Dataset excerpts>
## start

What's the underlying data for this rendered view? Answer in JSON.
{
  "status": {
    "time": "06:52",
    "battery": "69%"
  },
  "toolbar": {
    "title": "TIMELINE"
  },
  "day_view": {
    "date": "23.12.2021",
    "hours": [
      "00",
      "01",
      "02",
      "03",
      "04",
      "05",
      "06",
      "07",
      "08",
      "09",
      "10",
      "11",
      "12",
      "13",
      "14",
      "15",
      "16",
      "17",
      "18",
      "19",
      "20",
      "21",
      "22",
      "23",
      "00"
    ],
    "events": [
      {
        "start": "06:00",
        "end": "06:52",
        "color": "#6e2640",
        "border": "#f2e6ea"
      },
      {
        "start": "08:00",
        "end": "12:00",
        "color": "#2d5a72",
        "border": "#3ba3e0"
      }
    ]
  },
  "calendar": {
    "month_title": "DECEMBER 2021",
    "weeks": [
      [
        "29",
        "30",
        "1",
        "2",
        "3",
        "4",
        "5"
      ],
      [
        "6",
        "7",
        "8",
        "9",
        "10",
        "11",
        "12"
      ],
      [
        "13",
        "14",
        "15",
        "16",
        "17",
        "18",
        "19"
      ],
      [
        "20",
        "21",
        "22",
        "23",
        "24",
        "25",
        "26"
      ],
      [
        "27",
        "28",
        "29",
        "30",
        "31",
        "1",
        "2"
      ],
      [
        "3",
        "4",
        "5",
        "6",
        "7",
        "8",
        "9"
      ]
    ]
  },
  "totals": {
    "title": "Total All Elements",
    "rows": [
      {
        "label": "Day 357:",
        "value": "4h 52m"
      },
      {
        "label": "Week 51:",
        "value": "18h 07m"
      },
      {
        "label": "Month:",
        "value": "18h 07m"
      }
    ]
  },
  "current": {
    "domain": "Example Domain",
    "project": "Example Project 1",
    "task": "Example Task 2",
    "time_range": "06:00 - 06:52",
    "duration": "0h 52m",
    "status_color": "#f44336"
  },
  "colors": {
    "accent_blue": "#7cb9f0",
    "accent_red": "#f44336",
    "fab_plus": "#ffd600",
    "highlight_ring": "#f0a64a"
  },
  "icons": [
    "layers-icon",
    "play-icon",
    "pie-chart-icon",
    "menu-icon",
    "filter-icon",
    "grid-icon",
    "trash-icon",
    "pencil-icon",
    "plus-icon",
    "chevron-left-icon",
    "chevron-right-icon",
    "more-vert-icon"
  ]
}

## end

Aim>
Retype every record above exactly as written.

Task result>
What's the underlying data for this rendered view? Answer in JSON.
{
  "status": {
    "time": "06:52",
    "battery": "69%"
  },
  "toolbar": {
    "title": "TIMELINE"
  },
  "day_view": {
    "date": "23.12.2021",
    "hours": [
      "00",
      "01",
      "02",
      "03",
      "04",
      "05",
      "06",
      "07",
      "08",
      "09",
      "10",
      "11",
      "12",
      "13",
      "14",
      "15",
      "16",
      "17",
      "18",
      "19",
      "20",
      "21",
      "22",
      "23",
      "00"
    ],
    "events": [
      {
        "start": "06:00",
        "end": "06:52",
        "color": "#6e2640",
        "border": "#f2e6ea"
      },
      {
        "start": "08:00",
        "end": "12:00",
        "color": "#2d5a72",
        "border": "#3ba3e0"
      }
    ]
  },
  "calendar": {
    "month_title": "DECEMBER 2021",
    "weeks": [
      [
        "29",
        "30",
        "1",
        "2",
        "3",
        "4",
        "5"
      ],
      [
        "6",
        "7",
        "8",
        "9",
        "10",
        "11",
        "12"
      ],
      [
        "13",
        "14",
        "15",
        "16",
        "17",
        "18",
        "19"
      ],
      [
        "20",
        "21",
        "22",
        "23",
        "24",
        "25",
        "26"
      ],
      [
        "27",
        "28",
        "29",
        "30",
        "31",
        "1",
        "2"
      ],
      [
        "3",
        "4",
        "5",
        "6",
        "7",
        "8",
        "9"
      ]
    ]
  },
  "totals": {
    "title": "Total All Elements",
    "rows": [
      {
        "label": "Day 357:",
        "value": "4h 52m"
      },
      {
        "label": "Week 51:",
        "value": "18h 07m"
      },
      {
        "label": "Month:",
        "value": "18h 07m"
      }
    ]
  },
  "current": {
    "domain": "Example Domain",
    "project": "Example Project 1",
    "task": "Example Task 2",
    "time_range": "06:00 - 06:52",
    "duration": "0h 52m",
    "status_color": "#f44336"
  },
  "colors": {
    "accent_blue": "#7cb9f0",
    "accent_red": "#f44336",
    "fab_plus": "#ffd600",
    "highlight_ring": "#f0a64a"
  },
  "icons": [
    "layers-icon",
    "play-icon",
    "pie-chart-icon",
    "menu-icon",
    "filter-icon",
    "grid-icon",
    "trash-icon",
    "pencil-icon",
    "plus-icon",
    "chevron-left-icon",
    "chevron-right-icon",
    "more-vert-icon"
  ]
}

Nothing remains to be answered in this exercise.